What is being asked: Search the data for the string "background" and extract every line where it appears.

Data entries:
---*---

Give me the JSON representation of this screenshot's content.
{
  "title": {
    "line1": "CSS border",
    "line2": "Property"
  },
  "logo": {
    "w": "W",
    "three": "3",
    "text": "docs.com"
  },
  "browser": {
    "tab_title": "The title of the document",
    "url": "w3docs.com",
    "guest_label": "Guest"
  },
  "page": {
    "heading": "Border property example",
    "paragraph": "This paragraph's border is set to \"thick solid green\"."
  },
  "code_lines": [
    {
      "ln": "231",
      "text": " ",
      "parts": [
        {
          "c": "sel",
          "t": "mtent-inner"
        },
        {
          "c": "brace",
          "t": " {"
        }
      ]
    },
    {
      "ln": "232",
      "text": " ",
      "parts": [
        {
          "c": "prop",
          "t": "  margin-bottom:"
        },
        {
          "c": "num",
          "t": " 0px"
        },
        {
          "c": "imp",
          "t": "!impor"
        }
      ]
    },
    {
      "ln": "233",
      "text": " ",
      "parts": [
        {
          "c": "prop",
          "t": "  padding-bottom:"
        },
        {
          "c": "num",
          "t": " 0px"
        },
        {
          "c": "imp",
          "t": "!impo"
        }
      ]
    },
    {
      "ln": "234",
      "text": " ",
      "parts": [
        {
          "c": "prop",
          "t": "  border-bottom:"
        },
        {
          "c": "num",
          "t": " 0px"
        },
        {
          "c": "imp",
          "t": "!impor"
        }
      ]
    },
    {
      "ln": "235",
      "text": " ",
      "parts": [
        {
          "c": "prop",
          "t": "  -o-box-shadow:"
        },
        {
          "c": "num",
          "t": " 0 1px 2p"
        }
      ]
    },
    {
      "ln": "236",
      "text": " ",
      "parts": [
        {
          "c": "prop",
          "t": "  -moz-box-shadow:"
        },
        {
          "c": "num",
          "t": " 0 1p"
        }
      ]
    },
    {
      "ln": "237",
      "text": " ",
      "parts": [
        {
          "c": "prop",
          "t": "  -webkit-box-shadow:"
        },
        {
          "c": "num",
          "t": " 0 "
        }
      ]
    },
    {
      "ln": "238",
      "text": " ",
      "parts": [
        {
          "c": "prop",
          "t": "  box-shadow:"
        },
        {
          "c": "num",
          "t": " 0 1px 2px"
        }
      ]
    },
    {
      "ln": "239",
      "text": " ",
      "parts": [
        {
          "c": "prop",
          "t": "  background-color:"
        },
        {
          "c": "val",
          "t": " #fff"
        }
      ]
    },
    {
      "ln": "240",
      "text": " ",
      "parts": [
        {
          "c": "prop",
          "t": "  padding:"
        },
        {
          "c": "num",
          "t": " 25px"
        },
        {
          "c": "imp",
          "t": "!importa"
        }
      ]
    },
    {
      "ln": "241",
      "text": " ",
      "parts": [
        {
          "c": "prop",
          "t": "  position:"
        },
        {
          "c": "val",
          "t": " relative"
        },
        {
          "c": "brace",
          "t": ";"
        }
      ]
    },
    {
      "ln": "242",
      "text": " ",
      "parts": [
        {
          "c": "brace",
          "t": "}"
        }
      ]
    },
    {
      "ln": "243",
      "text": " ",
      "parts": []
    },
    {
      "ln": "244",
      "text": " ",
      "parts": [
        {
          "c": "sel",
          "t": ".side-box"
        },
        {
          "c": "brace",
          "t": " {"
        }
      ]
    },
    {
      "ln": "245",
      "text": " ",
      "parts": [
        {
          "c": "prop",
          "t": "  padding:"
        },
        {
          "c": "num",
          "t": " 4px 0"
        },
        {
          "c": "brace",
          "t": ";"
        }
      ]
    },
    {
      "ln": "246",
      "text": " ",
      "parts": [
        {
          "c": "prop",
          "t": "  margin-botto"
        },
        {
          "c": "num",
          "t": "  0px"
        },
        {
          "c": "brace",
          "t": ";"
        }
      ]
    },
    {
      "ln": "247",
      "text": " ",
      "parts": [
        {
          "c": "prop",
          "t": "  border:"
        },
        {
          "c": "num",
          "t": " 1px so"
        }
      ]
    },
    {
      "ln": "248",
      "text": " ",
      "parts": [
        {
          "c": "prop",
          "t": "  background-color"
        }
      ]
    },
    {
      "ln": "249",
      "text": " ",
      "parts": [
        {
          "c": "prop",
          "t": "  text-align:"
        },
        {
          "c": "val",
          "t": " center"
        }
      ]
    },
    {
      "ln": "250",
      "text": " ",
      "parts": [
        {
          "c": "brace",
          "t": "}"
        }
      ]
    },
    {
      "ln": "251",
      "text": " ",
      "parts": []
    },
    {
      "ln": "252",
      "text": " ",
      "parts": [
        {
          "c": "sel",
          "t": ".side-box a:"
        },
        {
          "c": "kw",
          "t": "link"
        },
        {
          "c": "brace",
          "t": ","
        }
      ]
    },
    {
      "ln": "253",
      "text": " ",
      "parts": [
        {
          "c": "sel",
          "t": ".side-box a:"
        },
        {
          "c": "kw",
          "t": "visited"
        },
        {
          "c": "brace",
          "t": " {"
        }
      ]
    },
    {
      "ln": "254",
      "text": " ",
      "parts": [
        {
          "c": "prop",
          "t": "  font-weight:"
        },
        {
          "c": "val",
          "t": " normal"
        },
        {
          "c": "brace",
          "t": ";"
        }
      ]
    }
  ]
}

---*---

Right answer:
          "t": "  background-color:"
          "t": "  background-color"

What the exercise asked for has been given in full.